Given records
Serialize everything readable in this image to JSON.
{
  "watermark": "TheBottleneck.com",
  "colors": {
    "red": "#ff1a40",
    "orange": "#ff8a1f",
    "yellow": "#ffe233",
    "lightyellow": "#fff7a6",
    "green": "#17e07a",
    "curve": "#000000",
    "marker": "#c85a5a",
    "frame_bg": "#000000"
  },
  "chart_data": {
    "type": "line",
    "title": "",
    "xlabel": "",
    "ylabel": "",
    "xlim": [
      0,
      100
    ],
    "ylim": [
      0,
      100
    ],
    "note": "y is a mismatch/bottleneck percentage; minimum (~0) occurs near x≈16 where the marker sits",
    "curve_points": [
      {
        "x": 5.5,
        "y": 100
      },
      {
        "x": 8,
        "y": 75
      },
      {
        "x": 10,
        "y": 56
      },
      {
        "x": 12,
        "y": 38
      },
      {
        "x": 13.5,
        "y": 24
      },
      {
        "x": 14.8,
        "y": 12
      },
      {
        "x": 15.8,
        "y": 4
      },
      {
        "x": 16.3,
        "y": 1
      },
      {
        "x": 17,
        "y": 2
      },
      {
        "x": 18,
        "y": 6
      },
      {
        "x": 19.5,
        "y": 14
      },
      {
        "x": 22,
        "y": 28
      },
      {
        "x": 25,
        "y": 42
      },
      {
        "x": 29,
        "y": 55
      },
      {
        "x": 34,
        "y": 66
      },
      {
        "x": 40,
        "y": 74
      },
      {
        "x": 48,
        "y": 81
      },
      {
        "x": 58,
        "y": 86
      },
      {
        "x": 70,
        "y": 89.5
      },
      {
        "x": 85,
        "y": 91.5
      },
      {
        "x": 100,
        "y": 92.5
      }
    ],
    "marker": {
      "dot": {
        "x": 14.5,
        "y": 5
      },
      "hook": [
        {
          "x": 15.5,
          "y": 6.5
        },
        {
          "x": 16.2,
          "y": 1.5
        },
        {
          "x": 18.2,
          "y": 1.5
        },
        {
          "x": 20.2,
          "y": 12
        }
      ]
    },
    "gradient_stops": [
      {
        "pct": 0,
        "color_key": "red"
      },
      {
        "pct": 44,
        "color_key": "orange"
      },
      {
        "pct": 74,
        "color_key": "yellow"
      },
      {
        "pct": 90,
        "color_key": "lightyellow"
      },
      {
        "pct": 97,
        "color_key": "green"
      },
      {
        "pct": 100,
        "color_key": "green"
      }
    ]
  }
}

Problem to solve
Extract all of the material exactly as it is written.

Written solution
Serialize everything readable in this image to JSON.
{
  "watermark": "TheBottleneck.com",
  "colors": {
    "red": "#ff1a40",
    "orange": "#ff8a1f",
    "yellow": "#ffe233",
    "lightyellow": "#fff7a6",
    "green": "#17e07a",
    "curve": "#000000",
    "marker": "#c85a5a",
    "frame_bg": "#000000"
  },
  "chart_data": {
    "type": "line",
    "title": "",
    "xlabel": "",
    "ylabel": "",
    "xlim": [
      0,
      100
    ],
    "ylim": [
      0,
      100
    ],
    "note": "y is a mismatch/bottleneck percentage; minimum (~0) occurs near x≈16 where the marker sits",
    "curve_points": [
      {
        "x": 5.5,
        "y": 100
      },
      {
        "x": 8,
        "y": 75
      },
      {
        "x": 10,
        "y": 56
      },
      {
        "x": 12,
        "y": 38
      },
      {
        "x": 13.5,
        "y": 24
      },
      {
        "x": 14.8,
        "y": 12
      },
      {
        "x": 15.8,
        "y": 4
      },
      {
        "x": 16.3,
        "y": 1
      },
      {
        "x": 17,
        "y": 2
      },
      {
        "x": 18,
        "y": 6
      },
      {
        "x": 19.5,
        "y": 14
      },
      {
        "x": 22,
        "y": 28
      },
      {
        "x": 25,
        "y": 42
      },
      {
        "x": 29,
        "y": 55
      },
      {
        "x": 34,
        "y": 66
      },
      {
        "x": 40,
        "y": 74
      },
      {
        "x": 48,
        "y": 81
      },
      {
        "x": 58,
        "y": 86
      },
      {
        "x": 70,
        "y": 89.5
      },
      {
        "x": 85,
        "y": 91.5
      },
      {
        "x": 100,
        "y": 92.5
      }
    ],
    "marker": {
      "dot": {
        "x": 14.5,
        "y": 5
      },
      "hook": [
        {
          "x": 15.5,
          "y": 6.5
        },
        {
          "x": 16.2,
          "y": 1.5
        },
        {
          "x": 18.2,
          "y": 1.5
        },
        {
          "x": 20.2,
          "y": 12
        }
      ]
    },
    "gradient_stops": [
      {
        "pct": 0,
        "color_key": "red"
      },
      {
        "pct": 44,
        "color_key": "orange"
      },
      {
        "pct": 74,
        "color_key": "yellow"
      },
      {
        "pct": 90,
        "color_key": "lightyellow"
      },
      {
        "pct": 97,
        "color_key": "green"
      },
      {
        "pct": 100,
        "color_key": "green"
      }
    ]
  }
}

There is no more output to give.